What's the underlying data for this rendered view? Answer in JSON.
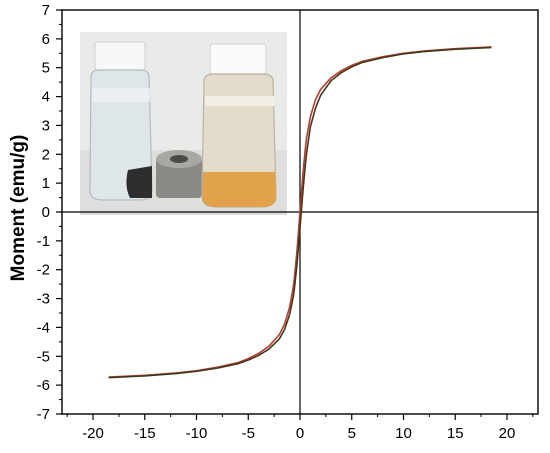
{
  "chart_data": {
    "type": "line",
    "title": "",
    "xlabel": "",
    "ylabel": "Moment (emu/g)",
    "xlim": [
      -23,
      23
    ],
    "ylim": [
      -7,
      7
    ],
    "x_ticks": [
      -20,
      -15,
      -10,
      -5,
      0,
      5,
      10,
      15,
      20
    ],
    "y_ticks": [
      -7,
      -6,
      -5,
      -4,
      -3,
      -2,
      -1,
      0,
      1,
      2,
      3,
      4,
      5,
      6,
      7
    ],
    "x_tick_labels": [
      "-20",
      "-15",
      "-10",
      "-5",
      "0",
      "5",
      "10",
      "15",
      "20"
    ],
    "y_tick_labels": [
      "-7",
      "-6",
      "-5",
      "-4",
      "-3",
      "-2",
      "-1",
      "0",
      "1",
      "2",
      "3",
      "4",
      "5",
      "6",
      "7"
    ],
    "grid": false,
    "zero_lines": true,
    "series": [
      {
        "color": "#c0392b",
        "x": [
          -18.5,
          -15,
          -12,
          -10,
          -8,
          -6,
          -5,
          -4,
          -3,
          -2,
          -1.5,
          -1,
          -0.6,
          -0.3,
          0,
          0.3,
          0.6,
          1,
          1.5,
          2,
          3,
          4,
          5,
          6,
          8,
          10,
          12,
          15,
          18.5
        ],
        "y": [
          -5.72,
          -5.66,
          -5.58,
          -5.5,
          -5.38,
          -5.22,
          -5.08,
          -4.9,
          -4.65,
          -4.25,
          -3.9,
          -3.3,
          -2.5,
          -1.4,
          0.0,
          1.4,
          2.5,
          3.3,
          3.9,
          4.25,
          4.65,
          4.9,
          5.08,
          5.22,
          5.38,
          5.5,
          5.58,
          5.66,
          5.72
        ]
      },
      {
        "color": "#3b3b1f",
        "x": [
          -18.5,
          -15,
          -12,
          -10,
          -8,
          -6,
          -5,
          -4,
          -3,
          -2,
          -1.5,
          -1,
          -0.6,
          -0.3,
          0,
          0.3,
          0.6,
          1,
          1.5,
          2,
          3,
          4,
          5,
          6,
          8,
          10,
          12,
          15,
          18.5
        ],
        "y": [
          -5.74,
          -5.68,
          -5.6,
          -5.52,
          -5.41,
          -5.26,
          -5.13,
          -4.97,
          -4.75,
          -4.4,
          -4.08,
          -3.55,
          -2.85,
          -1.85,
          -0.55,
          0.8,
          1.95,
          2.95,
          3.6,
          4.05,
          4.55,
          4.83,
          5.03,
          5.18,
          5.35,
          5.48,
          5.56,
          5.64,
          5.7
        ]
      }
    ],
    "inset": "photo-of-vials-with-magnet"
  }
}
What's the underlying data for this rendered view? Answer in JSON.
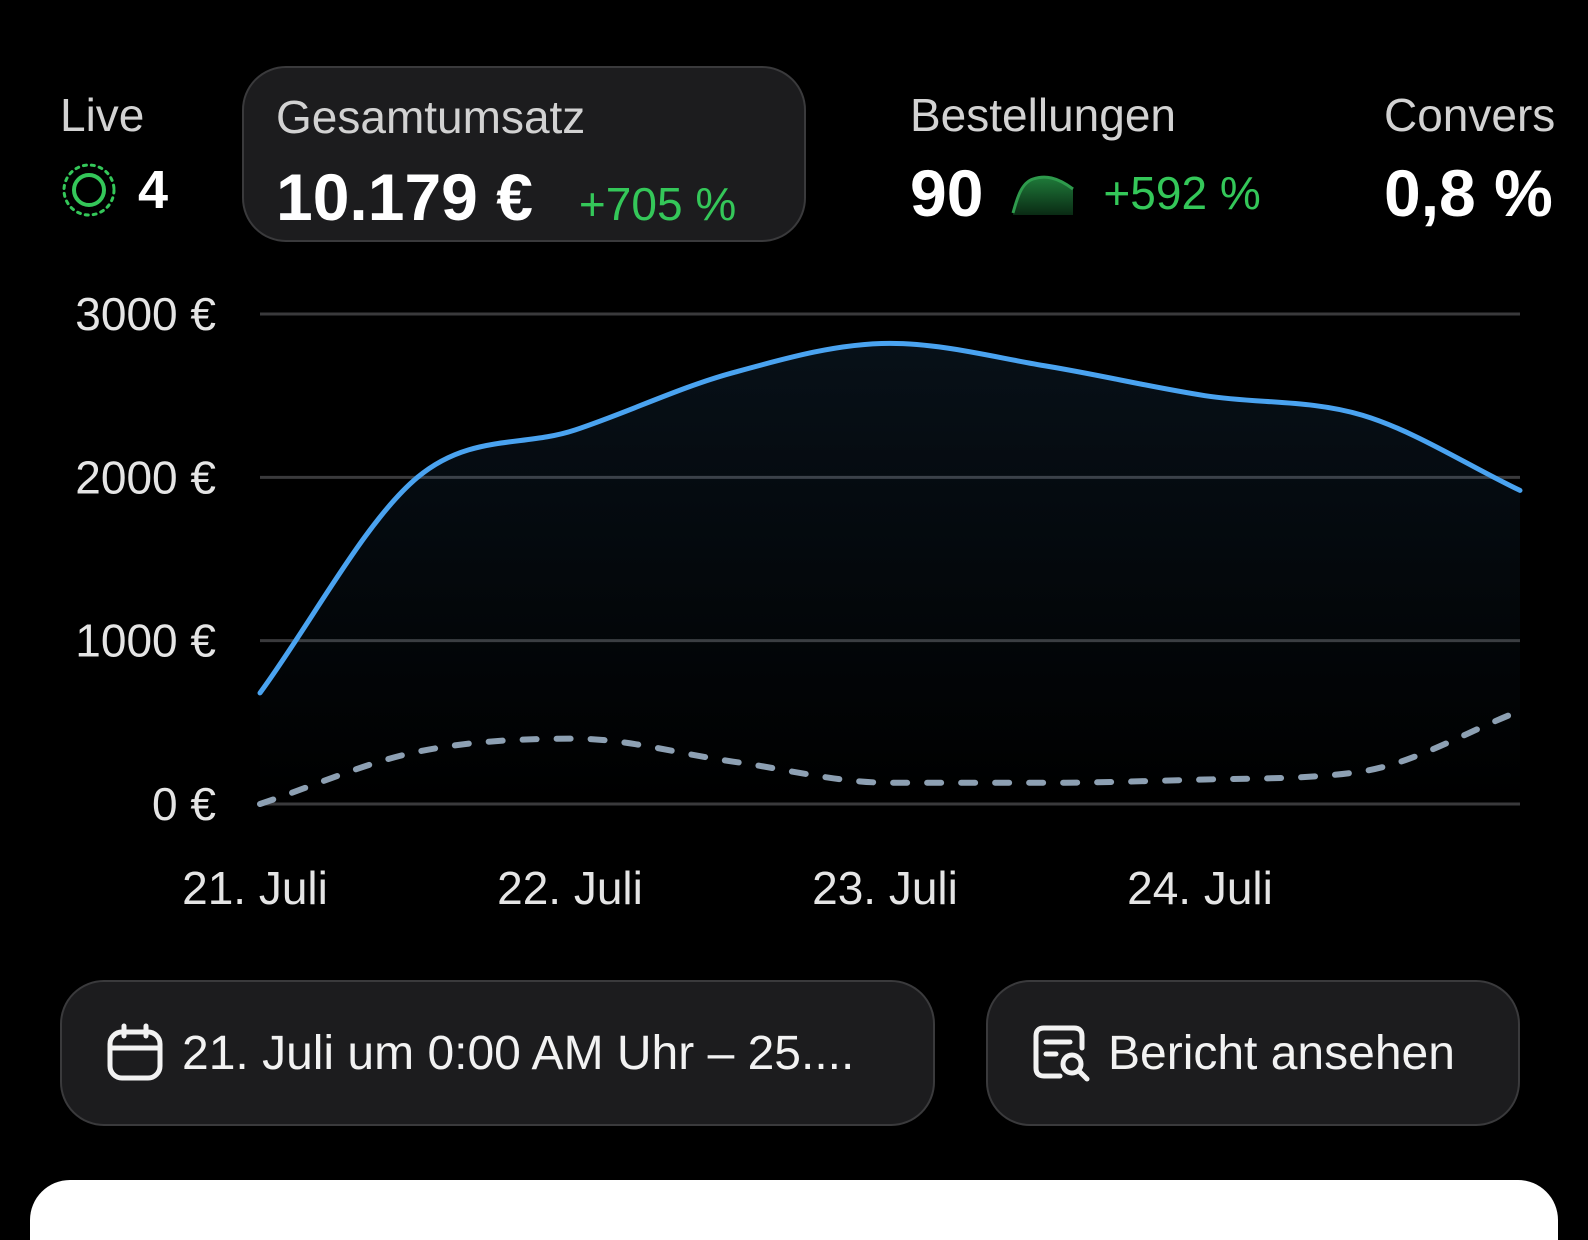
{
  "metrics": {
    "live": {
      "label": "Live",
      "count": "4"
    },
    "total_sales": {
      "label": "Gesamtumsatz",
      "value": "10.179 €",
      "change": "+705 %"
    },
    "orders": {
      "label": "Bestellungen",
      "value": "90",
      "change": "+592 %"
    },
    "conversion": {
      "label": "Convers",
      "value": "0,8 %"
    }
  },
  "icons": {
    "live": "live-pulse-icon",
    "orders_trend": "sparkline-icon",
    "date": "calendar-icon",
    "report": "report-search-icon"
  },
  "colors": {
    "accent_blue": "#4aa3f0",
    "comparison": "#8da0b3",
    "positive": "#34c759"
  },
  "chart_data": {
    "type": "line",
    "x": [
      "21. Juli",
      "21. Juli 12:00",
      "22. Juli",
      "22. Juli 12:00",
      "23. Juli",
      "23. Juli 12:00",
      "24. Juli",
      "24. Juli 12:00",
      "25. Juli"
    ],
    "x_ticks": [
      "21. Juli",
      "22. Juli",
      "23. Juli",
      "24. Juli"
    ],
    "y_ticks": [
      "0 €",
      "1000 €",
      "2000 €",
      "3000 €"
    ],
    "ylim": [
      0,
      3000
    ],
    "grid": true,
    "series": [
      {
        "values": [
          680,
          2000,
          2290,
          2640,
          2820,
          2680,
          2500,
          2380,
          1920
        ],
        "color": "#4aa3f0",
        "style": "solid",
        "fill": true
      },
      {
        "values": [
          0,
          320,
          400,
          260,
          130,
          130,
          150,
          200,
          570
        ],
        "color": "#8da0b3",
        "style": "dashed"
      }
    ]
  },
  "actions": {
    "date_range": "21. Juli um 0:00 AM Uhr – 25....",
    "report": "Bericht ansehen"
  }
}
* * * *
Any pictures should be dropped; transcribe the rest of the records above exactly.

**Reply**
What's the underlying data for this rendered view? Answer in JSON.
{
  "chart_data": {
    "type": "line",
    "title": "",
    "xlabel": "",
    "ylabel": "Moment (emu/g)",
    "xlim": [
      -23,
      23
    ],
    "ylim": [
      -7,
      7
    ],
    "x_ticks": [
      -20,
      -15,
      -10,
      -5,
      0,
      5,
      10,
      15,
      20
    ],
    "y_ticks": [
      -7,
      -6,
      -5,
      -4,
      -3,
      -2,
      -1,
      0,
      1,
      2,
      3,
      4,
      5,
      6,
      7
    ],
    "x_tick_labels": [
      "-20",
      "-15",
      "-10",
      "-5",
      "0",
      "5",
      "10",
      "15",
      "20"
    ],
    "y_tick_labels": [
      "-7",
      "-6",
      "-5",
      "-4",
      "-3",
      "-2",
      "-1",
      "0",
      "1",
      "2",
      "3",
      "4",
      "5",
      "6",
      "7"
    ],
    "grid": false,
    "zero_lines": true,
    "series": [
      {
        "color": "#c0392b",
        "x": [
          -18.5,
          -15,
          -12,
          -10,
          -8,
          -6,
          -5,
          -4,
          -3,
          -2,
          -1.5,
          -1,
          -0.6,
          -0.3,
          0,
          0.3,
          0.6,
          1,
          1.5,
          2,
          3,
          4,
          5,
          6,
          8,
          10,
          12,
          15,
          18.5
        ],
        "y": [
          -5.72,
          -5.66,
          -5.58,
          -5.5,
          -5.38,
          -5.22,
          -5.08,
          -4.9,
          -4.65,
          -4.25,
          -3.9,
          -3.3,
          -2.5,
          -1.4,
          0.0,
          1.4,
          2.5,
          3.3,
          3.9,
          4.25,
          4.65,
          4.9,
          5.08,
          5.22,
          5.38,
          5.5,
          5.58,
          5.66,
          5.72
        ]
      },
      {
        "color": "#3b3b1f",
        "x": [
          -18.5,
          -15,
          -12,
          -10,
          -8,
          -6,
          -5,
          -4,
          -3,
          -2,
          -1.5,
          -1,
          -0.6,
          -0.3,
          0,
          0.3,
          0.6,
          1,
          1.5,
          2,
          3,
          4,
          5,
          6,
          8,
          10,
          12,
          15,
          18.5
        ],
        "y": [
          -5.74,
          -5.68,
          -5.6,
          -5.52,
          -5.41,
          -5.26,
          -5.13,
          -4.97,
          -4.75,
          -4.4,
          -4.08,
          -3.55,
          -2.85,
          -1.85,
          -0.55,
          0.8,
          1.95,
          2.95,
          3.6,
          4.05,
          4.55,
          4.83,
          5.03,
          5.18,
          5.35,
          5.48,
          5.56,
          5.64,
          5.7
        ]
      }
    ],
    "inset": "photo-of-vials-with-magnet"
  }
}
What's the underlying data for this rendered view? Answer in JSON.
{
  "metrics": {
    "live": {
      "label": "Live",
      "count": "4"
    },
    "total_sales": {
      "label": "Gesamtumsatz",
      "value": "10.179 €",
      "change": "+705 %"
    },
    "orders": {
      "label": "Bestellungen",
      "value": "90",
      "change": "+592 %"
    },
    "conversion": {
      "label": "Convers",
      "value": "0,8 %"
    }
  },
  "icons": {
    "live": "live-pulse-icon",
    "orders_trend": "sparkline-icon",
    "date": "calendar-icon",
    "report": "report-search-icon"
  },
  "colors": {
    "accent_blue": "#4aa3f0",
    "comparison": "#8da0b3",
    "positive": "#34c759"
  },
  "chart_data": {
    "type": "line",
    "x": [
      "21. Juli",
      "21. Juli 12:00",
      "22. Juli",
      "22. Juli 12:00",
      "23. Juli",
      "23. Juli 12:00",
      "24. Juli",
      "24. Juli 12:00",
      "25. Juli"
    ],
    "x_ticks": [
      "21. Juli",
      "22. Juli",
      "23. Juli",
      "24. Juli"
    ],
    "y_ticks": [
      "0 €",
      "1000 €",
      "2000 €",
      "3000 €"
    ],
    "ylim": [
      0,
      3000
    ],
    "grid": true,
    "series": [
      {
        "values": [
          680,
          2000,
          2290,
          2640,
          2820,
          2680,
          2500,
          2380,
          1920
        ],
        "color": "#4aa3f0",
        "style": "solid",
        "fill": true
      },
      {
        "values": [
          0,
          320,
          400,
          260,
          130,
          130,
          150,
          200,
          570
        ],
        "color": "#8da0b3",
        "style": "dashed"
      }
    ]
  },
  "actions": {
    "date_range": "21. Juli um 0:00 AM Uhr – 25....",
    "report": "Bericht ansehen"
  }
}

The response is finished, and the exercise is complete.